→ **Description of the task**
In the records that follow, show each line where the word "Χερσονησῖται" is present.

→ **Source data**

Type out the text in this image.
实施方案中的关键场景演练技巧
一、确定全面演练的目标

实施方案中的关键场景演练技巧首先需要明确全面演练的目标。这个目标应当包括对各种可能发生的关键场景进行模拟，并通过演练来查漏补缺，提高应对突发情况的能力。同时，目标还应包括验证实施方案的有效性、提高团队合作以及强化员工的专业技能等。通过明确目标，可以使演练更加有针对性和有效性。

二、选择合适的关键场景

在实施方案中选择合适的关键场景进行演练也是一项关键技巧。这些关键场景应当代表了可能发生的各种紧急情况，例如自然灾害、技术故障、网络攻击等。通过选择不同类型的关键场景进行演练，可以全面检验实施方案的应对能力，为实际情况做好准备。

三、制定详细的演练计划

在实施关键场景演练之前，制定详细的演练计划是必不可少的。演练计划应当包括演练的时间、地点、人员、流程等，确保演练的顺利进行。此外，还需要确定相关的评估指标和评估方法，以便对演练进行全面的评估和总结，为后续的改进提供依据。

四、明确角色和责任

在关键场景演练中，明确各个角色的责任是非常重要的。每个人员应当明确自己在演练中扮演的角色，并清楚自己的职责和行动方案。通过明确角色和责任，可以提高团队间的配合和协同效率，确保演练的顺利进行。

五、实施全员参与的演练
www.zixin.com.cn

...

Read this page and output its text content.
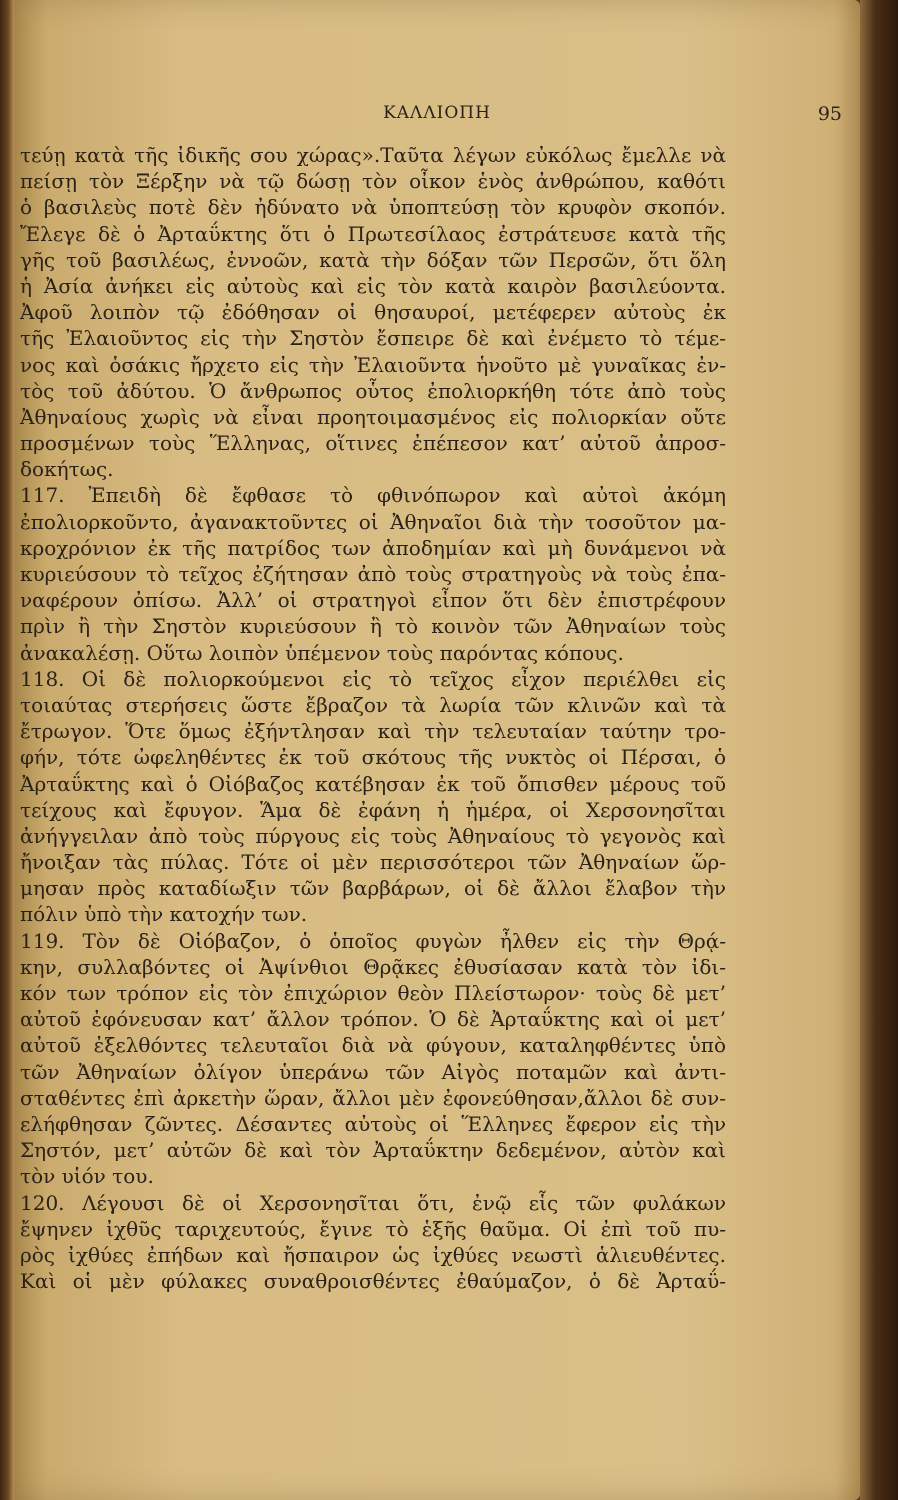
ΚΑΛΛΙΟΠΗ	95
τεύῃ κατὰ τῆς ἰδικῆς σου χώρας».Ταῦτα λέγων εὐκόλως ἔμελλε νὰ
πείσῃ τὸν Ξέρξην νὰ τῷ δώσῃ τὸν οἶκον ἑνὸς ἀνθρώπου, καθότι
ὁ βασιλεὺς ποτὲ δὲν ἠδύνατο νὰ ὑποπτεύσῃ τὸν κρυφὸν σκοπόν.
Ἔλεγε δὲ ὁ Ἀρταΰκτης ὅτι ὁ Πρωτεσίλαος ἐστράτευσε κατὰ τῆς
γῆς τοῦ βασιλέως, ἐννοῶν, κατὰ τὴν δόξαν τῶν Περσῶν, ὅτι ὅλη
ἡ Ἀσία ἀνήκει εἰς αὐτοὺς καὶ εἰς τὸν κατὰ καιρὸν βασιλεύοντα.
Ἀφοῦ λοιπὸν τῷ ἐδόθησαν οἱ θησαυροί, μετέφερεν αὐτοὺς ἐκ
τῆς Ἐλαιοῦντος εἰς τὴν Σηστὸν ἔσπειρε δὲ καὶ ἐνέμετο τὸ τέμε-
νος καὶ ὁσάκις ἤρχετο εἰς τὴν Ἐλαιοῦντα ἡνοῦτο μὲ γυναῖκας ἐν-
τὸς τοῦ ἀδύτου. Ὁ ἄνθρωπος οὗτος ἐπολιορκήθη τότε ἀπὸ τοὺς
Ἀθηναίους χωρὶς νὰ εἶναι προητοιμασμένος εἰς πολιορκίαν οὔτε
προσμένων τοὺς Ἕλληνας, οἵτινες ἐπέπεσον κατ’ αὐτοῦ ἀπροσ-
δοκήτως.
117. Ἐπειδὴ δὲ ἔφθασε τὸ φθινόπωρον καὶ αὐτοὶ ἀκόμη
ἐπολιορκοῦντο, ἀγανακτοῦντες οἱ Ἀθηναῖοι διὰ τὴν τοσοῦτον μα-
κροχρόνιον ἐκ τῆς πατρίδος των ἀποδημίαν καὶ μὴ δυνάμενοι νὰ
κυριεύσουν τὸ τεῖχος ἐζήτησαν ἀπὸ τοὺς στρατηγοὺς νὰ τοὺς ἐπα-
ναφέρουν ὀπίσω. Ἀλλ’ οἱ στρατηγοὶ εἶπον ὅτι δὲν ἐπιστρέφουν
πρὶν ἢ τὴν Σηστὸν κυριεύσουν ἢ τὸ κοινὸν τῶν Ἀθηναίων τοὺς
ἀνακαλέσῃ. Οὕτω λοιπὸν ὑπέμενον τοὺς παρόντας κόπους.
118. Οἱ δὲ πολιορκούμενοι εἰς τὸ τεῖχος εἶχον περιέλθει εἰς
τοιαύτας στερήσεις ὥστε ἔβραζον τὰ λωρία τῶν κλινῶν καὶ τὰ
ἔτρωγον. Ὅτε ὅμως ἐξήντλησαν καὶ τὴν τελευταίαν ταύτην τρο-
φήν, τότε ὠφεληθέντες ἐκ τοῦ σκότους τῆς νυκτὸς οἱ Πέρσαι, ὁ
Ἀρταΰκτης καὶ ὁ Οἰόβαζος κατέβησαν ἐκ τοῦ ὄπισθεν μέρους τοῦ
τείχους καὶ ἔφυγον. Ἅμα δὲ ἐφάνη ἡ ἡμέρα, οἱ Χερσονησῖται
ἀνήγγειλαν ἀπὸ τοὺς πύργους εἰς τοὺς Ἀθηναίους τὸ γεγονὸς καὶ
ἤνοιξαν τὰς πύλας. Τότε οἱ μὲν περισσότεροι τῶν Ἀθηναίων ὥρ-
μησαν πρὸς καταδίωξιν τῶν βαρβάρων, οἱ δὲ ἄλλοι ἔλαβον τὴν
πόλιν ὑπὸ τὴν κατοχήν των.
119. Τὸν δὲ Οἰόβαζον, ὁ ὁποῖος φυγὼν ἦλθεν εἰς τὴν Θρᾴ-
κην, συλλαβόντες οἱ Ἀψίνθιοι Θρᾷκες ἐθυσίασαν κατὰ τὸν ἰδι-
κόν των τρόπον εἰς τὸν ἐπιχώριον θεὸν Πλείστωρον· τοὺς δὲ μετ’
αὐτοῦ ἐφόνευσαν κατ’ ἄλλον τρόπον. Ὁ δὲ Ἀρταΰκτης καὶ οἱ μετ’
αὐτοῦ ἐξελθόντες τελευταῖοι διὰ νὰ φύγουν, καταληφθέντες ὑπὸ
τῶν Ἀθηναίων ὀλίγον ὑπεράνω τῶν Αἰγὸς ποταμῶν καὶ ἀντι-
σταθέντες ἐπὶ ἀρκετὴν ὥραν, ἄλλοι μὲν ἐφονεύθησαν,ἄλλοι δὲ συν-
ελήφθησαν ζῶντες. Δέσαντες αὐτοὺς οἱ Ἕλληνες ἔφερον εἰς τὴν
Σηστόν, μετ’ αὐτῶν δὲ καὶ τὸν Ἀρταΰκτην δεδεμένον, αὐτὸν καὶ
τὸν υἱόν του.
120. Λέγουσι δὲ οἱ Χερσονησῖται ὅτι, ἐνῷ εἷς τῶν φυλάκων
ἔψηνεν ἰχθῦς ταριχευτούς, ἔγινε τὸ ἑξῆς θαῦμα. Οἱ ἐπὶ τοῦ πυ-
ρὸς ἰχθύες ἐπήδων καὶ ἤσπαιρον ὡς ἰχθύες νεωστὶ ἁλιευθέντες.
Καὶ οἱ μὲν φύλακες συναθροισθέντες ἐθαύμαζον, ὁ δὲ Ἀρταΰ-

→ **Correct result**
τείχους καὶ ἔφυγον. Ἅμα δὲ ἐφάνη ἡ ἡμέρα, οἱ Χερσονησῖται
120. Λέγουσι δὲ οἱ Χερσονησῖται ὅτι, ἐνῷ εἷς τῶν φυλάκων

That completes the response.